Extract provided:

# C50 weight



## Stefano (Jul 6, 2004)

Hi guys,
Just one question to the others C50 owners: any of you ever weighted the frame? And what the real weight is?
I'm impressioned by the difference exisisting between the claimed weight of other high-end bikes (like the new Time VSRS) and that of the C50 (in weight Weenies it is measured in 1,41 kilos).


----------



## Y C F (Oct 3, 2004)

2004 C50 around 1250g, while 2005 one is a bit lighter (i did not measure it)
My 2005 C50 has a gap (10mmx2mm) inside the B-stay triangle, my friend had to full it up with his own carbon fibre.


----------



## lpdjshaw (Aug 8, 2004)

*Not sure*

Stefano,
Not sure about the frame weight alone (should have weighed mine before I built it up I geuss) but they do build up pretty light - although not ultra light. My new C50 (53cm) is built up with Colnago Star carbon fork and seatpost, Chris King hs, 3T Biomorphe carbon bar and Less stem, Topolino clinchers with Salsa ti Flip-off skewers, Mich. Pro Race tires and lt wt tubes, Speedplay ti pedals, Selle San Marco Era K saddle, carbon fibre bottle cages and full DA 10sp . Weight with everything mentioned: 16.25 lbs.


----------



## 690MBCOMMANDO (Jul 28, 2004)

Stefano said:


> Hi guys,
> Just one question to the others C50 owners: any of you ever weighted the frame? And what the real weight is?
> I'm impressioned by the difference exisisting between the claimed weight of other high-end bikes (like the new Time VSRS) and that of the C50 (in weight Weenies it is measured in 1,41 kilos).

Problem statement: Please quote the forum thread on C50 frame weight word for word, from "My 2005 C50" to "(Aug 8, 2004)".

Excerpted data:

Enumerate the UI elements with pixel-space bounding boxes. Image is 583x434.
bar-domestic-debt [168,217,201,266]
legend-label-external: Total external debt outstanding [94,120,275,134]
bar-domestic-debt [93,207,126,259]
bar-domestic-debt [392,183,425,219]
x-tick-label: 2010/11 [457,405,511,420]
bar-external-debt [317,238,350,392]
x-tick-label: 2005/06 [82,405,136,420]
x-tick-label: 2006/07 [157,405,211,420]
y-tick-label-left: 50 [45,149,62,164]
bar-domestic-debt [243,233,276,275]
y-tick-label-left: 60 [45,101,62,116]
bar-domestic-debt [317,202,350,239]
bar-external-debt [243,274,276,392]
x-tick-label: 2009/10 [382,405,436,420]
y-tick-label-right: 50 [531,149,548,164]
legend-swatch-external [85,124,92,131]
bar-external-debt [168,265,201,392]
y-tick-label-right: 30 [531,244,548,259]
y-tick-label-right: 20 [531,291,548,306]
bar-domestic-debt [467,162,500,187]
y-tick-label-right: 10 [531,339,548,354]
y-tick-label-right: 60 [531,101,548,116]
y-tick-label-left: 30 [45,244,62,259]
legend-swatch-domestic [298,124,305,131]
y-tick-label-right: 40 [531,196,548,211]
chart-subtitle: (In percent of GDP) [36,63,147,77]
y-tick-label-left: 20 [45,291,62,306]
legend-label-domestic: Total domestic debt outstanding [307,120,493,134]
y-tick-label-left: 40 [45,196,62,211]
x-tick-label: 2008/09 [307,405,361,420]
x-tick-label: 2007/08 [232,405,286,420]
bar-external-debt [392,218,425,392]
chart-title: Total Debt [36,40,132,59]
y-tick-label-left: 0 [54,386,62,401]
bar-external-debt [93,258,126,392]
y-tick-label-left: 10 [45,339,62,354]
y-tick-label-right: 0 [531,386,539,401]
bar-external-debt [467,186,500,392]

Correct response:
My 2005 C50 has a gap (10mmx2mm) inside the B-stay triangle, my friend had to full it up with his own carbon fibre.


----------



## lpdjshaw (Aug 8, 2004)